Write out all of the entries below, copying every line word for word without changing anything.

Coordinate annotation entries
▼▼▼

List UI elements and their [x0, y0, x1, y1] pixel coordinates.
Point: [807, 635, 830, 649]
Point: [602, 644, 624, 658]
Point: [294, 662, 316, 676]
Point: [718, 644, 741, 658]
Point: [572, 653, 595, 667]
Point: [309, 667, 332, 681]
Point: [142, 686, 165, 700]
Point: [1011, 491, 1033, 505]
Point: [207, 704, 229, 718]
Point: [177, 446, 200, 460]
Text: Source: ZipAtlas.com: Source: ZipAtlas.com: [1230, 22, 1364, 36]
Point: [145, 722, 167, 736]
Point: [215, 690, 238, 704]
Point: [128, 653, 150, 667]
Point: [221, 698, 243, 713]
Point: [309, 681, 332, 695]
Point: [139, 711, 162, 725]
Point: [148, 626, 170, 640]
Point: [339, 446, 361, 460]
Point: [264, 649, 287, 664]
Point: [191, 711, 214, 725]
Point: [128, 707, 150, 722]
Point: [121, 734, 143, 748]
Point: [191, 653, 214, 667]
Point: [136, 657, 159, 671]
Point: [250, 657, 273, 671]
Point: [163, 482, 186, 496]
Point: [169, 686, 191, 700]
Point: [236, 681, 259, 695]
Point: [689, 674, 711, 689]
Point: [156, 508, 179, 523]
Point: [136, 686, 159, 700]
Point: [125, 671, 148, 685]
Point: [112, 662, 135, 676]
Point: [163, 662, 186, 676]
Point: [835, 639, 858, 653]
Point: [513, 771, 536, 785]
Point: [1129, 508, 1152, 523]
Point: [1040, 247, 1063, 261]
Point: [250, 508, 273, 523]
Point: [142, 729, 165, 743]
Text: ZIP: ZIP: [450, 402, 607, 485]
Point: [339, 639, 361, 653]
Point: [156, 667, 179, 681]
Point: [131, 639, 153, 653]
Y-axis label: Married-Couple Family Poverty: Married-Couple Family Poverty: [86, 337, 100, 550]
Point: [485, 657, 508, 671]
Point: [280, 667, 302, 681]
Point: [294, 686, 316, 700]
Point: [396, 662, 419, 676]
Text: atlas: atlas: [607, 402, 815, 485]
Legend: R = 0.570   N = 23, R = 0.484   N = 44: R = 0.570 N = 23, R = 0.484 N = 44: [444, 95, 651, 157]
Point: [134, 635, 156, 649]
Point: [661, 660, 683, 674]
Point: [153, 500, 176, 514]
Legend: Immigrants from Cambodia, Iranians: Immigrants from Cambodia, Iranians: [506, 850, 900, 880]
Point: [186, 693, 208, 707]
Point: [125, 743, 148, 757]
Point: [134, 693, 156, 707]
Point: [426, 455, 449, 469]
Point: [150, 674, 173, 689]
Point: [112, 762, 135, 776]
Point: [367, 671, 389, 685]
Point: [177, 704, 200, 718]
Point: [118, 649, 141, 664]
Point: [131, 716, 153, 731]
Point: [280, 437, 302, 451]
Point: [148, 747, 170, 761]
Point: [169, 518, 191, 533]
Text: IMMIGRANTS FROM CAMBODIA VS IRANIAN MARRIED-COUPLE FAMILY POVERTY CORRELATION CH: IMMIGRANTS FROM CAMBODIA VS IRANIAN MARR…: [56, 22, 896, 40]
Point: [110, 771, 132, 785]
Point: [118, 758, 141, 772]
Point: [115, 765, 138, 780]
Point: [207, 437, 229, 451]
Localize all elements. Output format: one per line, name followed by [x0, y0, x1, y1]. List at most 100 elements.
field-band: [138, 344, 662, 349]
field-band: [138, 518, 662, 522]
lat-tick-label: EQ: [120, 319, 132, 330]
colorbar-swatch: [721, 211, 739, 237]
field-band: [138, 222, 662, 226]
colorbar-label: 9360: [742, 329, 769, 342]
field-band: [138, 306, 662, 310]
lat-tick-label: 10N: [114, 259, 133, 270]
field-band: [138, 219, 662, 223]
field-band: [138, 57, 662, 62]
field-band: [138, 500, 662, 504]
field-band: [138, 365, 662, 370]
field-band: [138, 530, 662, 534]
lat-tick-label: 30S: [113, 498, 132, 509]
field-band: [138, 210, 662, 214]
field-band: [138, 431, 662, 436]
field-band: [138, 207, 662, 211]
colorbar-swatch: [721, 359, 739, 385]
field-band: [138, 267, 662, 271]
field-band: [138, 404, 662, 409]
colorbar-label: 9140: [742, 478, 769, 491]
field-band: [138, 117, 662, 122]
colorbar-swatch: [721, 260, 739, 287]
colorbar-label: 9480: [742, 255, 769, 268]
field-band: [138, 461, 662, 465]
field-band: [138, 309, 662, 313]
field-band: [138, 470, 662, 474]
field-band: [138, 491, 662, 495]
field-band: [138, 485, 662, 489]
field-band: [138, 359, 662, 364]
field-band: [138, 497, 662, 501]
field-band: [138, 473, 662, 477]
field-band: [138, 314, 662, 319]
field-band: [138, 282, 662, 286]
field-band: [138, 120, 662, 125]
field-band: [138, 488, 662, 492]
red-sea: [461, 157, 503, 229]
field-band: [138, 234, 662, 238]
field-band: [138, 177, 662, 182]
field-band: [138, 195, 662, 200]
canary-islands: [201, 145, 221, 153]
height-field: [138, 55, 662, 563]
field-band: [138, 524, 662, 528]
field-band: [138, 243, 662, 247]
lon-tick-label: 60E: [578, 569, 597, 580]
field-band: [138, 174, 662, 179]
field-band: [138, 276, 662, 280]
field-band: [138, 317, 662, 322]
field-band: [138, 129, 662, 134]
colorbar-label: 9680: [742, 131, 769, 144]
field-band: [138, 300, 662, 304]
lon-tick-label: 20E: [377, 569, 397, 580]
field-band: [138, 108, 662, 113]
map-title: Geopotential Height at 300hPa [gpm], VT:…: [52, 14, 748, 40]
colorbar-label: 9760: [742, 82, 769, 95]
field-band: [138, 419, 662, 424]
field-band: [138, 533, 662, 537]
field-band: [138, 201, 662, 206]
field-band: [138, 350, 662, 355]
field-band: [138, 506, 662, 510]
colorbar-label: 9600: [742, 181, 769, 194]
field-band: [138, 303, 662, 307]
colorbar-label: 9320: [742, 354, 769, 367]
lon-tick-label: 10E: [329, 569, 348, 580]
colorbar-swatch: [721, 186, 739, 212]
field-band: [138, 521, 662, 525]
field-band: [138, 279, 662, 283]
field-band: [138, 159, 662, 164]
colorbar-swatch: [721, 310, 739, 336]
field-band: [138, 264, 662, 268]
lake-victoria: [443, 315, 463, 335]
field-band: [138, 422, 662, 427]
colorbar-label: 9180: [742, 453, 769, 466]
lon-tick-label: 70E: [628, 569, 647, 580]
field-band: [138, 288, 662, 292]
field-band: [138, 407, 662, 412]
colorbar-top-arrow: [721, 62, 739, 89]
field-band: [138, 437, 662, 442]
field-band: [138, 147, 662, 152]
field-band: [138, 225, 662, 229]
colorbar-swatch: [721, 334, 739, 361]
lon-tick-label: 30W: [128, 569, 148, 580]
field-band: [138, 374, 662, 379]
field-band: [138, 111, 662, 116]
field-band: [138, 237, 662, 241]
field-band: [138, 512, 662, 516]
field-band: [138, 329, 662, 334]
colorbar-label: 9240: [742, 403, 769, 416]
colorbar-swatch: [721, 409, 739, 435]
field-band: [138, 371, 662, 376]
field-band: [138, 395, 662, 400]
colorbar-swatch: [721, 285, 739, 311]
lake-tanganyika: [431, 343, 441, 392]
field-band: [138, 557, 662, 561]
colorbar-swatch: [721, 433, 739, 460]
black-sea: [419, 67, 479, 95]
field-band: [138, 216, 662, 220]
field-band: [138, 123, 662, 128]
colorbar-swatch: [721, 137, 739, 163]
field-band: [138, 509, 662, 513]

▲▲▲

**Task solution**
List UI elements and their [x0, y0, x1, y1] pixel coordinates.
Point: [807, 635, 830, 649]
Point: [602, 644, 624, 658]
Point: [294, 662, 316, 676]
Point: [718, 644, 741, 658]
Point: [572, 653, 595, 667]
Point: [309, 667, 332, 681]
Point: [142, 686, 165, 700]
Point: [1011, 491, 1033, 505]
Point: [207, 704, 229, 718]
Point: [177, 446, 200, 460]
Text: Source: ZipAtlas.com: Source: ZipAtlas.com: [1230, 22, 1364, 36]
Point: [145, 722, 167, 736]
Point: [215, 690, 238, 704]
Point: [128, 653, 150, 667]
Point: [221, 698, 243, 713]
Point: [309, 681, 332, 695]
Point: [139, 711, 162, 725]
Point: [148, 626, 170, 640]
Point: [339, 446, 361, 460]
Point: [264, 649, 287, 664]
Point: [191, 711, 214, 725]
Point: [128, 707, 150, 722]
Point: [121, 734, 143, 748]
Point: [191, 653, 214, 667]
Point: [136, 657, 159, 671]
Point: [250, 657, 273, 671]
Point: [163, 482, 186, 496]
Point: [169, 686, 191, 700]
Point: [236, 681, 259, 695]
Point: [689, 674, 711, 689]
Point: [156, 508, 179, 523]
Point: [136, 686, 159, 700]
Point: [125, 671, 148, 685]
Point: [112, 662, 135, 676]
Point: [163, 662, 186, 676]
Point: [835, 639, 858, 653]
Point: [513, 771, 536, 785]
Point: [1129, 508, 1152, 523]
Point: [1040, 247, 1063, 261]
Point: [250, 508, 273, 523]
Point: [142, 729, 165, 743]
Text: ZIP: ZIP: [450, 402, 607, 485]
Point: [339, 639, 361, 653]
Point: [156, 667, 179, 681]
Point: [131, 639, 153, 653]
Y-axis label: Married-Couple Family Poverty: Married-Couple Family Poverty: [86, 337, 100, 550]
Point: [485, 657, 508, 671]
Point: [280, 667, 302, 681]
Point: [294, 686, 316, 700]
Point: [396, 662, 419, 676]
Text: atlas: atlas: [607, 402, 815, 485]
Legend: R = 0.570   N = 23, R = 0.484   N = 44: R = 0.570 N = 23, R = 0.484 N = 44: [444, 95, 651, 157]
Point: [134, 635, 156, 649]
Point: [661, 660, 683, 674]
Point: [153, 500, 176, 514]
Legend: Immigrants from Cambodia, Iranians: Immigrants from Cambodia, Iranians: [506, 850, 900, 880]
Point: [186, 693, 208, 707]
Point: [125, 743, 148, 757]
Point: [134, 693, 156, 707]
Point: [426, 455, 449, 469]
Point: [150, 674, 173, 689]
Point: [112, 762, 135, 776]
Point: [367, 671, 389, 685]
Point: [177, 704, 200, 718]
Point: [118, 649, 141, 664]
Point: [131, 716, 153, 731]
Point: [280, 437, 302, 451]
Point: [148, 747, 170, 761]
Point: [169, 518, 191, 533]
Text: IMMIGRANTS FROM CAMBODIA VS IRANIAN MARRIED-COUPLE FAMILY POVERTY CORRELATION CH: IMMIGRANTS FROM CAMBODIA VS IRANIAN MARR…: [56, 22, 896, 40]
Point: [110, 771, 132, 785]
Point: [118, 758, 141, 772]
Point: [115, 765, 138, 780]
Point: [207, 437, 229, 451]
Localize all elements. Output format: one per line, name followed by [x0, y0, x1, y1]. List at most 100 elements.
field-band: [138, 344, 662, 349]
field-band: [138, 518, 662, 522]
lat-tick-label: EQ: [120, 319, 132, 330]
colorbar-swatch: [721, 211, 739, 237]
field-band: [138, 222, 662, 226]
colorbar-label: 9360: [742, 329, 769, 342]
field-band: [138, 306, 662, 310]
lat-tick-label: 10N: [114, 259, 133, 270]
field-band: [138, 219, 662, 223]
field-band: [138, 57, 662, 62]
field-band: [138, 500, 662, 504]
field-band: [138, 365, 662, 370]
field-band: [138, 530, 662, 534]
lat-tick-label: 30S: [113, 498, 132, 509]
field-band: [138, 210, 662, 214]
field-band: [138, 431, 662, 436]
field-band: [138, 207, 662, 211]
colorbar-swatch: [721, 359, 739, 385]
field-band: [138, 267, 662, 271]
field-band: [138, 404, 662, 409]
colorbar-label: 9140: [742, 478, 769, 491]
field-band: [138, 117, 662, 122]
colorbar-swatch: [721, 260, 739, 287]
colorbar-label: 9480: [742, 255, 769, 268]
field-band: [138, 461, 662, 465]
field-band: [138, 309, 662, 313]
field-band: [138, 470, 662, 474]
field-band: [138, 491, 662, 495]
field-band: [138, 485, 662, 489]
field-band: [138, 359, 662, 364]
field-band: [138, 497, 662, 501]
field-band: [138, 473, 662, 477]
field-band: [138, 314, 662, 319]
field-band: [138, 282, 662, 286]
field-band: [138, 120, 662, 125]
field-band: [138, 488, 662, 492]
red-sea: [461, 157, 503, 229]
field-band: [138, 234, 662, 238]
field-band: [138, 177, 662, 182]
field-band: [138, 195, 662, 200]
canary-islands: [201, 145, 221, 153]
height-field: [138, 55, 662, 563]
field-band: [138, 524, 662, 528]
field-band: [138, 243, 662, 247]
lon-tick-label: 60E: [578, 569, 597, 580]
field-band: [138, 174, 662, 179]
field-band: [138, 276, 662, 280]
field-band: [138, 317, 662, 322]
field-band: [138, 129, 662, 134]
colorbar-label: 9680: [742, 131, 769, 144]
field-band: [138, 300, 662, 304]
lon-tick-label: 20E: [377, 569, 397, 580]
field-band: [138, 108, 662, 113]
map-title: Geopotential Height at 300hPa [gpm], VT:…: [52, 14, 748, 40]
colorbar-label: 9760: [742, 82, 769, 95]
field-band: [138, 419, 662, 424]
field-band: [138, 533, 662, 537]
field-band: [138, 201, 662, 206]
field-band: [138, 350, 662, 355]
field-band: [138, 506, 662, 510]
colorbar-label: 9600: [742, 181, 769, 194]
field-band: [138, 303, 662, 307]
colorbar-label: 9320: [742, 354, 769, 367]
lon-tick-label: 10E: [329, 569, 348, 580]
colorbar-swatch: [721, 186, 739, 212]
field-band: [138, 521, 662, 525]
field-band: [138, 279, 662, 283]
field-band: [138, 159, 662, 164]
colorbar-swatch: [721, 310, 739, 336]
field-band: [138, 264, 662, 268]
lake-victoria: [443, 315, 463, 335]
field-band: [138, 422, 662, 427]
colorbar-label: 9180: [742, 453, 769, 466]
lon-tick-label: 70E: [628, 569, 647, 580]
field-band: [138, 288, 662, 292]
field-band: [138, 407, 662, 412]
colorbar-top-arrow: [721, 62, 739, 89]
field-band: [138, 437, 662, 442]
field-band: [138, 147, 662, 152]
field-band: [138, 225, 662, 229]
colorbar-swatch: [721, 334, 739, 361]
lon-tick-label: 30W: [128, 569, 148, 580]
field-band: [138, 374, 662, 379]
field-band: [138, 111, 662, 116]
field-band: [138, 237, 662, 241]
field-band: [138, 512, 662, 516]
field-band: [138, 329, 662, 334]
colorbar-label: 9240: [742, 403, 769, 416]
colorbar-swatch: [721, 409, 739, 435]
field-band: [138, 371, 662, 376]
field-band: [138, 395, 662, 400]
colorbar-swatch: [721, 285, 739, 311]
lake-tanganyika: [431, 343, 441, 392]
field-band: [138, 557, 662, 561]
colorbar-swatch: [721, 433, 739, 460]
black-sea: [419, 67, 479, 95]
field-band: [138, 216, 662, 220]
field-band: [138, 123, 662, 128]
colorbar-swatch: [721, 137, 739, 163]
field-band: [138, 509, 662, 513]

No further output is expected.